Lines of data |
☆ ☆ ☆ ☆ ☆
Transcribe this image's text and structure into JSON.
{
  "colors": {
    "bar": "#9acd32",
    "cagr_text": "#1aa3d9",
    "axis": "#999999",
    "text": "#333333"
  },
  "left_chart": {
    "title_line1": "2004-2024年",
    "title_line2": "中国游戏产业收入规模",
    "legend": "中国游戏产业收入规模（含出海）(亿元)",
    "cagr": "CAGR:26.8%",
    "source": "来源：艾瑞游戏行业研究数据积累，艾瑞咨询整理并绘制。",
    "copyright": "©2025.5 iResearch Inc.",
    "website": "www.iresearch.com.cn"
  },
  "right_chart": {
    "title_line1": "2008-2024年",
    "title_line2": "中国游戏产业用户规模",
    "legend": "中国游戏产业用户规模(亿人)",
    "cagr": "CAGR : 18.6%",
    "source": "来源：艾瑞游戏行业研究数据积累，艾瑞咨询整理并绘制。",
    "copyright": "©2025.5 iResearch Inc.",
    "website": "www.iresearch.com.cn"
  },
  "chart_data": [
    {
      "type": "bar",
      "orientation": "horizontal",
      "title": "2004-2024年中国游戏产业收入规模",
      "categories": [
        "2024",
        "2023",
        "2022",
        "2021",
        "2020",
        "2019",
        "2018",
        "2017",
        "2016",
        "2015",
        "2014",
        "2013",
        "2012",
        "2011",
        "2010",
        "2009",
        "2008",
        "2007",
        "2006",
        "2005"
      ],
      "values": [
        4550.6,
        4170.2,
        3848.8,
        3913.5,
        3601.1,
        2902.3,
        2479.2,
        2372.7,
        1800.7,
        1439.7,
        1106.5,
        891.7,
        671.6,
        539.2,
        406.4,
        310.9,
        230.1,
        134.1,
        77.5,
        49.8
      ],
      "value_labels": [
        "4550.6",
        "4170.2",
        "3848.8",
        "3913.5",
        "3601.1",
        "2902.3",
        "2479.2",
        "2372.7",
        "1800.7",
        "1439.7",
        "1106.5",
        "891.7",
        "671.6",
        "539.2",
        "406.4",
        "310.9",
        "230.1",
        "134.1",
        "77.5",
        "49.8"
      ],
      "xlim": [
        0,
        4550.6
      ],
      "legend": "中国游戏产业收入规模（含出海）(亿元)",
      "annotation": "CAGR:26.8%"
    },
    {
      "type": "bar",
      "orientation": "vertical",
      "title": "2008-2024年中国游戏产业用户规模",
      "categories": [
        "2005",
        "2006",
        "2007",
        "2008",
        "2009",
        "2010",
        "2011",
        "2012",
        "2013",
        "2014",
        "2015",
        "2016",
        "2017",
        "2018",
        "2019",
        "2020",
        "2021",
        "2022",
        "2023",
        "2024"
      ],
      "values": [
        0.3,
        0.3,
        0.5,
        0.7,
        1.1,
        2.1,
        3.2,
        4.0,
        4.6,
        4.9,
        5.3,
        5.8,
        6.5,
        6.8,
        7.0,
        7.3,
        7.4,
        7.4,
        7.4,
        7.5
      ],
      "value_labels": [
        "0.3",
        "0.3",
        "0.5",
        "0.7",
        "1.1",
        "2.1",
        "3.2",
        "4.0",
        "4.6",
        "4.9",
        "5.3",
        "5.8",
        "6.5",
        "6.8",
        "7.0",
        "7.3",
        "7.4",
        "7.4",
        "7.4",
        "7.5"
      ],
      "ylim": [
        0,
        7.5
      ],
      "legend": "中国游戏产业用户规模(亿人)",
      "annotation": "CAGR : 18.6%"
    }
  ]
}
☆ ☆ ☆ ☆ ☆
Each line of the listing should be copied exactly.

FULL RESPONSE |
Transcribe this image's text and structure into JSON.
{
  "colors": {
    "bar": "#9acd32",
    "cagr_text": "#1aa3d9",
    "axis": "#999999",
    "text": "#333333"
  },
  "left_chart": {
    "title_line1": "2004-2024年",
    "title_line2": "中国游戏产业收入规模",
    "legend": "中国游戏产业收入规模（含出海）(亿元)",
    "cagr": "CAGR:26.8%",
    "source": "来源：艾瑞游戏行业研究数据积累，艾瑞咨询整理并绘制。",
    "copyright": "©2025.5 iResearch Inc.",
    "website": "www.iresearch.com.cn"
  },
  "right_chart": {
    "title_line1": "2008-2024年",
    "title_line2": "中国游戏产业用户规模",
    "legend": "中国游戏产业用户规模(亿人)",
    "cagr": "CAGR : 18.6%",
    "source": "来源：艾瑞游戏行业研究数据积累，艾瑞咨询整理并绘制。",
    "copyright": "©2025.5 iResearch Inc.",
    "website": "www.iresearch.com.cn"
  },
  "chart_data": [
    {
      "type": "bar",
      "orientation": "horizontal",
      "title": "2004-2024年中国游戏产业收入规模",
      "categories": [
        "2024",
        "2023",
        "2022",
        "2021",
        "2020",
        "2019",
        "2018",
        "2017",
        "2016",
        "2015",
        "2014",
        "2013",
        "2012",
        "2011",
        "2010",
        "2009",
        "2008",
        "2007",
        "2006",
        "2005"
      ],
      "values": [
        4550.6,
        4170.2,
        3848.8,
        3913.5,
        3601.1,
        2902.3,
        2479.2,
        2372.7,
        1800.7,
        1439.7,
        1106.5,
        891.7,
        671.6,
        539.2,
        406.4,
        310.9,
        230.1,
        134.1,
        77.5,
        49.8
      ],
      "value_labels": [
        "4550.6",
        "4170.2",
        "3848.8",
        "3913.5",
        "3601.1",
        "2902.3",
        "2479.2",
        "2372.7",
        "1800.7",
        "1439.7",
        "1106.5",
        "891.7",
        "671.6",
        "539.2",
        "406.4",
        "310.9",
        "230.1",
        "134.1",
        "77.5",
        "49.8"
      ],
      "xlim": [
        0,
        4550.6
      ],
      "legend": "中国游戏产业收入规模（含出海）(亿元)",
      "annotation": "CAGR:26.8%"
    },
    {
      "type": "bar",
      "orientation": "vertical",
      "title": "2008-2024年中国游戏产业用户规模",
      "categories": [
        "2005",
        "2006",
        "2007",
        "2008",
        "2009",
        "2010",
        "2011",
        "2012",
        "2013",
        "2014",
        "2015",
        "2016",
        "2017",
        "2018",
        "2019",
        "2020",
        "2021",
        "2022",
        "2023",
        "2024"
      ],
      "values": [
        0.3,
        0.3,
        0.5,
        0.7,
        1.1,
        2.1,
        3.2,
        4.0,
        4.6,
        4.9,
        5.3,
        5.8,
        6.5,
        6.8,
        7.0,
        7.3,
        7.4,
        7.4,
        7.4,
        7.5
      ],
      "value_labels": [
        "0.3",
        "0.3",
        "0.5",
        "0.7",
        "1.1",
        "2.1",
        "3.2",
        "4.0",
        "4.6",
        "4.9",
        "5.3",
        "5.8",
        "6.5",
        "6.8",
        "7.0",
        "7.3",
        "7.4",
        "7.4",
        "7.4",
        "7.5"
      ],
      "ylim": [
        0,
        7.5
      ],
      "legend": "中国游戏产业用户规模(亿人)",
      "annotation": "CAGR : 18.6%"
    }
  ]
}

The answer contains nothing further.